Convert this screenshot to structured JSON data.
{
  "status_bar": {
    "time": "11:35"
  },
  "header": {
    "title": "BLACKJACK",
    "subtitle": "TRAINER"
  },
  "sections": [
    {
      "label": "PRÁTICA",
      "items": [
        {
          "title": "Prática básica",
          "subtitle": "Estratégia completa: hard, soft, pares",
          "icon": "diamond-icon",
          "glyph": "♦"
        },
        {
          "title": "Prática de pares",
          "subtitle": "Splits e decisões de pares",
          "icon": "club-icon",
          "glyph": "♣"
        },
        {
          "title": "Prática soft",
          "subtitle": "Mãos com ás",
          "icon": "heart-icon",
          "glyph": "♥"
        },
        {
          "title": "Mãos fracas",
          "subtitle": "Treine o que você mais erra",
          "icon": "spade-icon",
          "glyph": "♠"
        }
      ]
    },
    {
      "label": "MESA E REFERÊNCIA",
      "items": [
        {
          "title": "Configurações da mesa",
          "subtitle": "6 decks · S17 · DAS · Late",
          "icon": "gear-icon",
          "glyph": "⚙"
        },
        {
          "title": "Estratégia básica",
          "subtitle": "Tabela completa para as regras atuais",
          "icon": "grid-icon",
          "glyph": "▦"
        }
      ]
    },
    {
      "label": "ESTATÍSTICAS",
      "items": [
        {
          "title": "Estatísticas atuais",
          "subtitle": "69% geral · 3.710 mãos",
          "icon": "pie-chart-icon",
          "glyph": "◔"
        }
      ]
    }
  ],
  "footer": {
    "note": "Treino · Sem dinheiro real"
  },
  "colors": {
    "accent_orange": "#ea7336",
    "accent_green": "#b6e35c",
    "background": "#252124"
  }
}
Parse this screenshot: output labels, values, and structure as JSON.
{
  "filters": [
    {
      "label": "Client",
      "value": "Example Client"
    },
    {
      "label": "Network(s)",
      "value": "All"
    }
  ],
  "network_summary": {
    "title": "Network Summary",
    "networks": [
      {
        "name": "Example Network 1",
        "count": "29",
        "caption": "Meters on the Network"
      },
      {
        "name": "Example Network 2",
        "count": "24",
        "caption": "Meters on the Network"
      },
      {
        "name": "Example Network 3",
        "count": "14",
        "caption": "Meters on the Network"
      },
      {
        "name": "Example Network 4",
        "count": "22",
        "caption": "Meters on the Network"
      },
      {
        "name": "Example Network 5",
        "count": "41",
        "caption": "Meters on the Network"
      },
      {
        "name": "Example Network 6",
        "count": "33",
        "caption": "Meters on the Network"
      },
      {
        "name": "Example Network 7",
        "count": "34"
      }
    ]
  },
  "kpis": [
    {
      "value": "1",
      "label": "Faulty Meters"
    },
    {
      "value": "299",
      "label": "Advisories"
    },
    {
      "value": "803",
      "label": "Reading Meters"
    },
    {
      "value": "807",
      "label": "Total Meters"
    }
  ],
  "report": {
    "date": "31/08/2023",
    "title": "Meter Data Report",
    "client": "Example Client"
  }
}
········
*What is expected*: Extract the complete data, matching each line exactly.

*Output*:
Convert this screenshot to structured JSON data.
{
  "status_bar": {
    "time": "11:35"
  },
  "header": {
    "title": "BLACKJACK",
    "subtitle": "TRAINER"
  },
  "sections": [
    {
      "label": "PRÁTICA",
      "items": [
        {
          "title": "Prática básica",
          "subtitle": "Estratégia completa: hard, soft, pares",
          "icon": "diamond-icon",
          "glyph": "♦"
        },
        {
          "title": "Prática de pares",
          "subtitle": "Splits e decisões de pares",
          "icon": "club-icon",
          "glyph": "♣"
        },
        {
          "title": "Prática soft",
          "subtitle": "Mãos com ás",
          "icon": "heart-icon",
          "glyph": "♥"
        },
        {
          "title": "Mãos fracas",
          "subtitle": "Treine o que você mais erra",
          "icon": "spade-icon",
          "glyph": "♠"
        }
      ]
    },
    {
      "label": "MESA E REFERÊNCIA",
      "items": [
        {
          "title": "Configurações da mesa",
          "subtitle": "6 decks · S17 · DAS · Late",
          "icon": "gear-icon",
          "glyph": "⚙"
        },
        {
          "title": "Estratégia básica",
          "subtitle": "Tabela completa para as regras atuais",
          "icon": "grid-icon",
          "glyph": "▦"
        }
      ]
    },
    {
      "label": "ESTATÍSTICAS",
      "items": [
        {
          "title": "Estatísticas atuais",
          "subtitle": "69% geral · 3.710 mãos",
          "icon": "pie-chart-icon",
          "glyph": "◔"
        }
      ]
    }
  ],
  "footer": {
    "note": "Treino · Sem dinheiro real"
  },
  "colors": {
    "accent_orange": "#ea7336",
    "accent_green": "#b6e35c",
    "background": "#252124"
  }
}
Parse this screenshot: output labels, values, and structure as JSON.
{
  "filters": [
    {
      "label": "Client",
      "value": "Example Client"
    },
    {
      "label": "Network(s)",
      "value": "All"
    }
  ],
  "network_summary": {
    "title": "Network Summary",
    "networks": [
      {
        "name": "Example Network 1",
        "count": "29",
        "caption": "Meters on the Network"
      },
      {
        "name": "Example Network 2",
        "count": "24",
        "caption": "Meters on the Network"
      },
      {
        "name": "Example Network 3",
        "count": "14",
        "caption": "Meters on the Network"
      },
      {
        "name": "Example Network 4",
        "count": "22",
        "caption": "Meters on the Network"
      },
      {
        "name": "Example Network 5",
        "count": "41",
        "caption": "Meters on the Network"
      },
      {
        "name": "Example Network 6",
        "count": "33",
        "caption": "Meters on the Network"
      },
      {
        "name": "Example Network 7",
        "count": "34"
      }
    ]
  },
  "kpis": [
    {
      "value": "1",
      "label": "Faulty Meters"
    },
    {
      "value": "299",
      "label": "Advisories"
    },
    {
      "value": "803",
      "label": "Reading Meters"
    },
    {
      "value": "807",
      "label": "Total Meters"
    }
  ],
  "report": {
    "date": "31/08/2023",
    "title": "Meter Data Report",
    "client": "Example Client"
  }
}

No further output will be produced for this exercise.